(Stored entries)
==*==

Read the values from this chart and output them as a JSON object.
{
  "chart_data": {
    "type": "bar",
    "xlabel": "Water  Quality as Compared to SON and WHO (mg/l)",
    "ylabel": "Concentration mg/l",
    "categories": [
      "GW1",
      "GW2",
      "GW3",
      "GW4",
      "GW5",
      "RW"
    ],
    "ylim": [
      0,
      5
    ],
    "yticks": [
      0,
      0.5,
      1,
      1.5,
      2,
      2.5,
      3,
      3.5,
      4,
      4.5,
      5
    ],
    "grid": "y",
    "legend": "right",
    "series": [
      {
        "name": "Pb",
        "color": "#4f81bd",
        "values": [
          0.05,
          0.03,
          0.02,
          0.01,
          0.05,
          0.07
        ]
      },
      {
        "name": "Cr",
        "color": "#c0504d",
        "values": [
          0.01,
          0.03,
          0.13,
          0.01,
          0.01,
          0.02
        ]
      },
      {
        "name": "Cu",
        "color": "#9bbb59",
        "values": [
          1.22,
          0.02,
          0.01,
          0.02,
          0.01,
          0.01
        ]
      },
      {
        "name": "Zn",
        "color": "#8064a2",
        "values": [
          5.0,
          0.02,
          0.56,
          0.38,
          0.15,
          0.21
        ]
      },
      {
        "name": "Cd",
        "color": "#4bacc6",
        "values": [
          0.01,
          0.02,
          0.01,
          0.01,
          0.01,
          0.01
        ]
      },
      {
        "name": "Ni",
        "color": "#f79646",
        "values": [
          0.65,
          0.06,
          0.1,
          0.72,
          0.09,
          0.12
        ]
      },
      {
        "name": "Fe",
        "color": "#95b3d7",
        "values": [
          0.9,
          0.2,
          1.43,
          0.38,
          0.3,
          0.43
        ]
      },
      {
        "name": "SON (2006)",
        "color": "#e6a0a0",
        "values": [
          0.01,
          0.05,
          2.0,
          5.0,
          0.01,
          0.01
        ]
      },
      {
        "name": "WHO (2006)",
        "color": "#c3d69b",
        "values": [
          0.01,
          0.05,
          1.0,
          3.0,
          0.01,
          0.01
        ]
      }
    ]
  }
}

==*==

Written problem = Nothing should be changed: write out all of the data as is.

Task result =
Read the values from this chart and output them as a JSON object.
{
  "chart_data": {
    "type": "bar",
    "xlabel": "Water  Quality as Compared to SON and WHO (mg/l)",
    "ylabel": "Concentration mg/l",
    "categories": [
      "GW1",
      "GW2",
      "GW3",
      "GW4",
      "GW5",
      "RW"
    ],
    "ylim": [
      0,
      5
    ],
    "yticks": [
      0,
      0.5,
      1,
      1.5,
      2,
      2.5,
      3,
      3.5,
      4,
      4.5,
      5
    ],
    "grid": "y",
    "legend": "right",
    "series": [
      {
        "name": "Pb",
        "color": "#4f81bd",
        "values": [
          0.05,
          0.03,
          0.02,
          0.01,
          0.05,
          0.07
        ]
      },
      {
        "name": "Cr",
        "color": "#c0504d",
        "values": [
          0.01,
          0.03,
          0.13,
          0.01,
          0.01,
          0.02
        ]
      },
      {
        "name": "Cu",
        "color": "#9bbb59",
        "values": [
          1.22,
          0.02,
          0.01,
          0.02,
          0.01,
          0.01
        ]
      },
      {
        "name": "Zn",
        "color": "#8064a2",
        "values": [
          5.0,
          0.02,
          0.56,
          0.38,
          0.15,
          0.21
        ]
      },
      {
        "name": "Cd",
        "color": "#4bacc6",
        "values": [
          0.01,
          0.02,
          0.01,
          0.01,
          0.01,
          0.01
        ]
      },
      {
        "name": "Ni",
        "color": "#f79646",
        "values": [
          0.65,
          0.06,
          0.1,
          0.72,
          0.09,
          0.12
        ]
      },
      {
        "name": "Fe",
        "color": "#95b3d7",
        "values": [
          0.9,
          0.2,
          1.43,
          0.38,
          0.3,
          0.43
        ]
      },
      {
        "name": "SON (2006)",
        "color": "#e6a0a0",
        "values": [
          0.01,
          0.05,
          2.0,
          5.0,
          0.01,
          0.01
        ]
      },
      {
        "name": "WHO (2006)",
        "color": "#c3d69b",
        "values": [
          0.01,
          0.05,
          1.0,
          3.0,
          0.01,
          0.01
        ]
      }
    ]
  }
}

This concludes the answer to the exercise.